• **Problem 1**: In the entries, rewrite everything from the start down through the line containing "row-amount-col7: 707400,00 [747, 91, 846, 163]", inclusive. Replace "table-row" with "table-line" and change nothing else.

##############################

Find Longest Substring Palindrome in Haskell

2011-03-13 :: programming, haskell, ruby

I stumbled upon a programming challenge a company was using for recruitment purposes and thought I’d create a Haskell solution as a learning exercise. The first problem was to find the longest palindrome embedded in a text string.

The following Haskell solution seems very readable to me, but it’s a naive solution that’s inefficient. It computes an answer on my 2.6 year old Macbook Pro in under 4 seconds, but a 2x increase in text requires a 7x increase in CPU time.

I believe there are algorithms to find the longest embedded palindrome in linear time, so I may post a refinement later.

-- Find the longest palindrome in a text string.

module Main where
import Char

text = "I'll just type in some example text here and embed a little 
palindrome - A man, a plan, a canal, Panama! - I expect that will be 
the longest palindrome found in this text.
Lorem ipsum dolor sit amet, consectetur adipiscing elit.
Integer volutpat lorem imperdiet ante bibendum ullamcorper. Mauris 
tempor hendrerit justo at elementum. Vivamus elit magna, accumsan id 
condimentum a, luctus a ipsum. Donec fermentum, lectus at posuere 
ullamcorper, mauris lectus tincidunt nulla, ut placerat justo odio sed
 odio. Nulla blandit lorem sit amet odio varius nec vestibulum ante 
ornare. Aliquam feugiat, velit a rhoncus rutrum, turpis metus pretium 
dolor, et mattis leo turpis non est. Sed aliquet, sapien quis 
consequat condimentum, sem magna ornare ligula, id blandit odio nisl 
vitae erat. Nam vulputate tincidunt quam, non lacinia risus tincidunt 
lacinia. Aenean fermentum tristique porttitor. Nam id dolor a eros 
accumsan imperdiet. Aliquam quis nibh et dui ultricies cursus. Nunc 
et ante non sapien vehicula rutrum. Duis posuere dictum blandit. Nunc 
vitae tempus purus."

##############################

• **Problem 2**:
Answer these about the Haskell palindrome post:
(a) How long does the solution take to compute an answer on the author's Macbook Pro?
(b) How much more CPU time does a 2x increase in text require?
(c) Which palindrome is embedded in the example text string?

##############################

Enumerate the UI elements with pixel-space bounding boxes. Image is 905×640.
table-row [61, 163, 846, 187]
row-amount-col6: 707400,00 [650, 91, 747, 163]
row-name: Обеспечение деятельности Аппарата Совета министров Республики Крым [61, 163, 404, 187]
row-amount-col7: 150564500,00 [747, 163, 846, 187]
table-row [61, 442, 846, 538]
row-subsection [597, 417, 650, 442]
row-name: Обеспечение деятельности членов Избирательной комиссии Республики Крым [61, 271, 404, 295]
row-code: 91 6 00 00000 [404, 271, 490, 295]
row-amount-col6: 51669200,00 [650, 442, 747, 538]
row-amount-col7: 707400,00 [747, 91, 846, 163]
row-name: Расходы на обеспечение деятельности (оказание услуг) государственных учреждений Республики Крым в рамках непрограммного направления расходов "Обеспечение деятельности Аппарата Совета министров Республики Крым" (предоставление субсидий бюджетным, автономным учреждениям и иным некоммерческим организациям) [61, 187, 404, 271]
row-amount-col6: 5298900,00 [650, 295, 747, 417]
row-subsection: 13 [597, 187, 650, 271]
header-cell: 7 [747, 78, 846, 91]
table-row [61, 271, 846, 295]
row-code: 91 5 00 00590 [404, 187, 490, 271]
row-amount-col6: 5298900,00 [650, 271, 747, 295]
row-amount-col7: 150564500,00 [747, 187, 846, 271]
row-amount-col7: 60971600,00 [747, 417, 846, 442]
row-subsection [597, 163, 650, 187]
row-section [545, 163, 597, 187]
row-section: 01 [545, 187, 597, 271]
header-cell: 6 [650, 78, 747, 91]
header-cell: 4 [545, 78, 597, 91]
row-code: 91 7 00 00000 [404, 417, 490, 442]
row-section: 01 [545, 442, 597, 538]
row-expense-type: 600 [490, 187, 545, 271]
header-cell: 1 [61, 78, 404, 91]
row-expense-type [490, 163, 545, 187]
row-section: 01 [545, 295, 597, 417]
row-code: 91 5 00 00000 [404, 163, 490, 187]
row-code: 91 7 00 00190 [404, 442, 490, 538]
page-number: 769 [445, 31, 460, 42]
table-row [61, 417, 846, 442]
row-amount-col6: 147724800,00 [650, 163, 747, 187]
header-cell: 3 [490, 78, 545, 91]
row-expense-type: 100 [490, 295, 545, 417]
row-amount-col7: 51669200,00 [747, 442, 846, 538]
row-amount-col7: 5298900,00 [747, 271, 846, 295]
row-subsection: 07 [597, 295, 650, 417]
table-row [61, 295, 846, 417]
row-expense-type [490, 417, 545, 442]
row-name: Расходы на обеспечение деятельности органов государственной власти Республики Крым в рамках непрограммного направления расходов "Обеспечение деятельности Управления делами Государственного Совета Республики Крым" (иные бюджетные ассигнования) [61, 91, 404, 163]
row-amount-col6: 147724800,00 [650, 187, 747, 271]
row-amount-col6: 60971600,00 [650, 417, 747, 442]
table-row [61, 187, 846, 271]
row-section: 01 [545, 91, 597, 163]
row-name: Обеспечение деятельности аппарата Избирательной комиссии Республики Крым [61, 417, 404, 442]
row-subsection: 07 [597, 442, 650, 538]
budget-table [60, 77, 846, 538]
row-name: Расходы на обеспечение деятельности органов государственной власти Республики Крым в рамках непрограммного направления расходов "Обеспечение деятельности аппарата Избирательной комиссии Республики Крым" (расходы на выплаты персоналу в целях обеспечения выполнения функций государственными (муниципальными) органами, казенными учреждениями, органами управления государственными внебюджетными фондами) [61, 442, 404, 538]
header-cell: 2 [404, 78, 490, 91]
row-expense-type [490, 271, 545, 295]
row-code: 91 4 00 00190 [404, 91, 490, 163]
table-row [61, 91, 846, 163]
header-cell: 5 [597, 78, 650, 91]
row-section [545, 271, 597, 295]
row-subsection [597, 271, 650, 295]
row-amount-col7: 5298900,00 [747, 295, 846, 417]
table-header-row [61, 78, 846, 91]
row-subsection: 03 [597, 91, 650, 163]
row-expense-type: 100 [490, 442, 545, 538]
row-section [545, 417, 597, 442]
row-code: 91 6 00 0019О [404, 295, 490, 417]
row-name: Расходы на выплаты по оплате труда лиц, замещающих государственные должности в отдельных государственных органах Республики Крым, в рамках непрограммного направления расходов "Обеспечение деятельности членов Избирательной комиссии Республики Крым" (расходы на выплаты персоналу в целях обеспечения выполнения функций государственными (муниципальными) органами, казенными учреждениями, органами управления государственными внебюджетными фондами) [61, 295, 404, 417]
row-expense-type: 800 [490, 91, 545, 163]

##############################

• **Task output 1**:
Enumerate the UI elements with pixel-space bounding boxes. Image is 905×640.
table-line [61, 163, 846, 187]
row-amount-col6: 707400,00 [650, 91, 747, 163]
row-name: Обеспечение деятельности Аппарата Совета министров Республики Крым [61, 163, 404, 187]
row-amount-col7: 150564500,00 [747, 163, 846, 187]
table-line [61, 442, 846, 538]
row-subsection [597, 417, 650, 442]
row-name: Обеспечение деятельности членов Избирательной комиссии Республики Крым [61, 271, 404, 295]
row-code: 91 6 00 00000 [404, 271, 490, 295]
row-amount-col6: 51669200,00 [650, 442, 747, 538]
row-amount-col7: 707400,00 [747, 91, 846, 163]

• **Task output 2**:
(a) Under 4 seconds
(b) A 7x increase
(c) A man, a plan, a canal, Panama!